*Text shown*:
— START —

Hydroelectric Resource Evaluation: Mountains of Hatillo
For: [ redacted ]
By: Paul Collar
Osa Water Works, S.A.
Puerto Jimenez Costa Rica
May 18, 2008
INTRODUCTION AND OBJECTIVES
On May 16, 2008, a site survey was undertaken by Alexander Hruby and Paul Collar of a finca in the mountains behind Hatillo. The objective of the study was to define the hydroelectric potential of the stream that transects the property.
FIELD FINDINGS
A plano of the property was not available, so the trajectory of the hike is referenced only to verbally indicated place names, including: 1) the entrance to the property; 2) the building site; 3) the waterfall base; and 4) the river base (the furthest point that can be reached by vehicle.
Figure 1 shows the field track defined by the GPS used in the field survey. Figure 2 shows the locations of the waypoints imported into Google Earth. Unfortunately, the low resolution of the satellite coverage of this particular area makes features indistinguishable, at least until the coverage is updated with new satellite imagery.
Figure 1. Trajectory of field hike: 635: entrance to property; 637: building site; 639: waterfall base; 641: river base.
Figure 2. Location of waypoints taken during field hike shown in Google Earth.

— END —

*To do*:
a) Answer these about the hydroelectric evaluation report:
(i) Who carried out the site survey, and on what date?
(ii) Which place does waypoint 639 mark?
(iii) What makes features indistinguishable in the Google Earth view of the area?
b) Carry on the hydroelectric evaluation report from the point where it stops.

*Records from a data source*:

— START —

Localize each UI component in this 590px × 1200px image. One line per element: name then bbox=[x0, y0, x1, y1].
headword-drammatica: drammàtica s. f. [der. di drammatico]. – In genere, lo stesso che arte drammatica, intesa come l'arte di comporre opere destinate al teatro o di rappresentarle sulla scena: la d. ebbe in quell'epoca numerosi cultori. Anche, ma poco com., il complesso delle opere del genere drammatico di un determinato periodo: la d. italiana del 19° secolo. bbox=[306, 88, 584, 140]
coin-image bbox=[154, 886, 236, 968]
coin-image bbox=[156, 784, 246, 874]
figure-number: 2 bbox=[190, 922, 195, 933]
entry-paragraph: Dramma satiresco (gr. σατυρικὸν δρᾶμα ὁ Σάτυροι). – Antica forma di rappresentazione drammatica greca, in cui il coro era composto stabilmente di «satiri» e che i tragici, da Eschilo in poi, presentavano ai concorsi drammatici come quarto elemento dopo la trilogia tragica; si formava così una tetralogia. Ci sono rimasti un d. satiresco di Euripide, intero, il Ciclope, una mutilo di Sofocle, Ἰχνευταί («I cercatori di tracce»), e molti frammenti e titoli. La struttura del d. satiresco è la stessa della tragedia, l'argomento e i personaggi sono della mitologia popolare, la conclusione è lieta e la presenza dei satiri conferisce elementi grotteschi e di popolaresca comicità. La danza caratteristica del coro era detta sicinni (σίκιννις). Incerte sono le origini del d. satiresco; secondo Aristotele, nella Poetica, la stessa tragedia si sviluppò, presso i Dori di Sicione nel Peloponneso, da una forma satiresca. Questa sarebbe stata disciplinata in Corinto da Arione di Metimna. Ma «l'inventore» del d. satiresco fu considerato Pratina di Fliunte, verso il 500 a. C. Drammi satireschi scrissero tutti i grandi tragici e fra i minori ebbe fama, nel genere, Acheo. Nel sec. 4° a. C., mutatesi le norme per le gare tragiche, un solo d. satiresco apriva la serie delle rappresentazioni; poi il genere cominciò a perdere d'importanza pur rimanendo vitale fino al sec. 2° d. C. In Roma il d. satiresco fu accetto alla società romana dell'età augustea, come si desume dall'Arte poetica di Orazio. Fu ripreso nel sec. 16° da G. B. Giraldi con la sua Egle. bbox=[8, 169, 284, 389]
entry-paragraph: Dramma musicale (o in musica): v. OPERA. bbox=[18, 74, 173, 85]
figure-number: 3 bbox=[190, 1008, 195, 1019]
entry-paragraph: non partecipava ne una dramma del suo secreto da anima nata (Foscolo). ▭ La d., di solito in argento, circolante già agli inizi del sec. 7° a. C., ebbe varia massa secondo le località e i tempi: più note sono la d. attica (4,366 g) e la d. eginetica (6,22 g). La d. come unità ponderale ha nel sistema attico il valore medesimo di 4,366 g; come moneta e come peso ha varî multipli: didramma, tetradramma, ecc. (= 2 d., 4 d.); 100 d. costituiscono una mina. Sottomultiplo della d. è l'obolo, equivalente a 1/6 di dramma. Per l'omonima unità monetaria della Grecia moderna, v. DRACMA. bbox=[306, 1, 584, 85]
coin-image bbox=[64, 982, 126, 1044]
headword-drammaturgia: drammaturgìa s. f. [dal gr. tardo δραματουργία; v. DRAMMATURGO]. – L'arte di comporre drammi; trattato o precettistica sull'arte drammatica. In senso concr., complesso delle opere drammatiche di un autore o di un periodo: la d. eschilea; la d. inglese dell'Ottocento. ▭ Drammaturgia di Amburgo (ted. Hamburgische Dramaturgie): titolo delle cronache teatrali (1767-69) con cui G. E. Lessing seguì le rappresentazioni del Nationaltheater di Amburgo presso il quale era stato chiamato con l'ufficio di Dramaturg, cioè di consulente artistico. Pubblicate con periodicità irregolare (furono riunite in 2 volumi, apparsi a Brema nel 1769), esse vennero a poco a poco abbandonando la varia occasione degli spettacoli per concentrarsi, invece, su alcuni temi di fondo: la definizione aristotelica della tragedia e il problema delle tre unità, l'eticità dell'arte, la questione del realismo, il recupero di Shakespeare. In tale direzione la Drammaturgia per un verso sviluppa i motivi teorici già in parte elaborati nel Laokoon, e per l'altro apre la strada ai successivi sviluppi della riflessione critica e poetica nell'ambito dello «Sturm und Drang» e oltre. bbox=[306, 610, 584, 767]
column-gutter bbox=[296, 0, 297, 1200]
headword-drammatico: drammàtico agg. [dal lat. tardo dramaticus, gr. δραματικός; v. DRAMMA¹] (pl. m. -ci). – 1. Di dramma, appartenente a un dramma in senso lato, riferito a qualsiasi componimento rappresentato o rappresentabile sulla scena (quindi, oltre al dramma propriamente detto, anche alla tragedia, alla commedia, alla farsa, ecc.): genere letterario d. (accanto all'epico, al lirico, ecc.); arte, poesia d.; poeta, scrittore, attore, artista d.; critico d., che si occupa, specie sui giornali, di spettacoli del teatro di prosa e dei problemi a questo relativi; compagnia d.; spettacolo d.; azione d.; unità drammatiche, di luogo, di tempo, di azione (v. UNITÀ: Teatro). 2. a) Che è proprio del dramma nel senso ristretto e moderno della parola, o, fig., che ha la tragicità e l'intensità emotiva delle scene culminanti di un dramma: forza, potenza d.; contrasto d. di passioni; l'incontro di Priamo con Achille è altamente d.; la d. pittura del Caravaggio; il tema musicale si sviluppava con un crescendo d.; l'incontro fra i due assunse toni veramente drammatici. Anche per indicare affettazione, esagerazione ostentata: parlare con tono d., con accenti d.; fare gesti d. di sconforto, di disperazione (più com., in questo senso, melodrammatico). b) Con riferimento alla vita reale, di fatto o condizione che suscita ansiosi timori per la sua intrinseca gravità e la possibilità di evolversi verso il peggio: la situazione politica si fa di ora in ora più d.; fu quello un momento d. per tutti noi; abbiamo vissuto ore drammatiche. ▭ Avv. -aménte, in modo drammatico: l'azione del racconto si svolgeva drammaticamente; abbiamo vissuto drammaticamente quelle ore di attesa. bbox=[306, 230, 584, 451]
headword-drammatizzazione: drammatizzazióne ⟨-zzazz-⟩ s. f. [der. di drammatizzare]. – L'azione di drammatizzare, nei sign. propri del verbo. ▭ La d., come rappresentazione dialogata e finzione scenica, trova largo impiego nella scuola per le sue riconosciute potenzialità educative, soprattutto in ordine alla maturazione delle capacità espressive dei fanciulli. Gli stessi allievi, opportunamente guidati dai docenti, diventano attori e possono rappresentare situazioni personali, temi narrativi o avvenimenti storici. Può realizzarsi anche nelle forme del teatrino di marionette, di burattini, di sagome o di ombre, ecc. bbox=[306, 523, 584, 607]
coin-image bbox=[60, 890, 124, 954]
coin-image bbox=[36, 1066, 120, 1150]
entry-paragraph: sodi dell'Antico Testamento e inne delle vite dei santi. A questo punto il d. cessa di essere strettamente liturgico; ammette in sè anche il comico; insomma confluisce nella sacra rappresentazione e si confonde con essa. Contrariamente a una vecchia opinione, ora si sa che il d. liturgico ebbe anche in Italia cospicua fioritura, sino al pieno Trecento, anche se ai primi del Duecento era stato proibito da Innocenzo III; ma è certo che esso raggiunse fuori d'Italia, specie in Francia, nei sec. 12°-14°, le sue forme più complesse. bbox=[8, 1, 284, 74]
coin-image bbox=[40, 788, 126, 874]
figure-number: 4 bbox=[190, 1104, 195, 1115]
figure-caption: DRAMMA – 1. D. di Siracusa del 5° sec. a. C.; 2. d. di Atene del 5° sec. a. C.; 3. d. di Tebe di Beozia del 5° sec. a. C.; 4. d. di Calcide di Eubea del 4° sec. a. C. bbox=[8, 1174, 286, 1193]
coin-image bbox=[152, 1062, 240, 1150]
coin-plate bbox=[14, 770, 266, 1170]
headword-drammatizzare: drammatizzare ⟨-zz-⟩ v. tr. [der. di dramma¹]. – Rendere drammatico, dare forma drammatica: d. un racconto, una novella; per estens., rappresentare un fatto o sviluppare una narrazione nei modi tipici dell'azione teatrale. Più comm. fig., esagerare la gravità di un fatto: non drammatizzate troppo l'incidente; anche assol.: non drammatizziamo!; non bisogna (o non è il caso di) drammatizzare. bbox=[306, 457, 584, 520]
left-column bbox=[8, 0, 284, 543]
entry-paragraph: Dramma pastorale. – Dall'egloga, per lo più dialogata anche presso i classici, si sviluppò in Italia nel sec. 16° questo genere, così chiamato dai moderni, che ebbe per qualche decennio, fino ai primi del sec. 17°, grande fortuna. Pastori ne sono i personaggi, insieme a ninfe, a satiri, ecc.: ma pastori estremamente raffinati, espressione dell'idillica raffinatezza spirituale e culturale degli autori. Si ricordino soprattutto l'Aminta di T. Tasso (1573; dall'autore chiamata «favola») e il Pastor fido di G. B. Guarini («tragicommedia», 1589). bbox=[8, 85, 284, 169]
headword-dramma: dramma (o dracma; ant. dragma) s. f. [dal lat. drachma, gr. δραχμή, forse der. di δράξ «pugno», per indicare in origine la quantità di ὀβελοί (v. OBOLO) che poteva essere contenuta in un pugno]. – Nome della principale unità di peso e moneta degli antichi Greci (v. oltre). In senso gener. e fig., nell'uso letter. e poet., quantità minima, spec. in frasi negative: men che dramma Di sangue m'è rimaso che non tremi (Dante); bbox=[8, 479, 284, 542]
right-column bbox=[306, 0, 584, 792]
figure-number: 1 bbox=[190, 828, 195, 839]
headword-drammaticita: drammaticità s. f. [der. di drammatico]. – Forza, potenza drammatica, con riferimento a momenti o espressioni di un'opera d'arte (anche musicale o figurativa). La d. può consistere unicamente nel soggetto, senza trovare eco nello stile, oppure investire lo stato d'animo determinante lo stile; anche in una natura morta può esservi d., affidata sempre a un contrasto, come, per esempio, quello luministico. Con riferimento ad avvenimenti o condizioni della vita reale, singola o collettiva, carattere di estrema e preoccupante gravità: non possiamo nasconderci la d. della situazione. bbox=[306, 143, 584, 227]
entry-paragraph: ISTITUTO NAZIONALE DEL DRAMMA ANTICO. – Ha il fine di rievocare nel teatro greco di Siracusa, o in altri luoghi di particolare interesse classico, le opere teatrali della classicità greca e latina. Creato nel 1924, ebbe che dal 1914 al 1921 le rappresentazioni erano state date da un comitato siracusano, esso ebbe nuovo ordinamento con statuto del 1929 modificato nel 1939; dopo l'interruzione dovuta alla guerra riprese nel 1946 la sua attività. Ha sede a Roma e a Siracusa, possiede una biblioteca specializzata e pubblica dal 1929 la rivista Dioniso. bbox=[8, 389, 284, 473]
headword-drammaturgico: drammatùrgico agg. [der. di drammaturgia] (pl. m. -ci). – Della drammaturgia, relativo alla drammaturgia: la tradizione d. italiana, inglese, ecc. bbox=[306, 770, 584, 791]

— END —

*In response*:
a)
(i) Alexander Hruby and Paul Collar, on May 16, 2008.
(ii) The waterfall base.
(iii) The low resolution of the satellite coverage of that area.

b)
Figure 3 is a graph showing the relative elevations of the places visited in the field. A datum of 0 was assigned to the river base and corresponds approximately to the lowest river elevation on the finca.
Figure 3. Energy diagram showing the elevations of the points visited during the field survey.
Figure 3 reveals that from the waterfall base to the river base there is a vertical relief of 40 meters. Whereas we did not climb to the top of the waterfall to get an altimeter reading, we estimated the height of the waterfall at 30 meters.
A flow rate of 1500 gpm +/- 30% was estimated at the base of the waterfall. Hruby reports that at the driest time of the year, flow is approximately 1/3 this amount. During rainy season months, my experience would lead me to estimate that rainy season flows average 2-5 times the flow rate observed on our field investigation.
The hydroelectric potential of the stream varies dramatically according to the season, therefore, and also varies according to whether the intake is situated above the waterfall or below the waterfall.
ENGINEERING ANALYSIS
Dry Season Hydroelectric Potential
If we assume a flow of 500 gpm at the driest time of the year and divert one half of that amount for hydroelectric power generation, we can do so comfortably in a four-inch pipe. A flow of 250 gpm corresponds to a hydroelectric potential of 3 kw presuming an intake at the base of the waterfall. If this flow is diverted from the top of the waterfall, the hydroelectric potential is 5.2 kw.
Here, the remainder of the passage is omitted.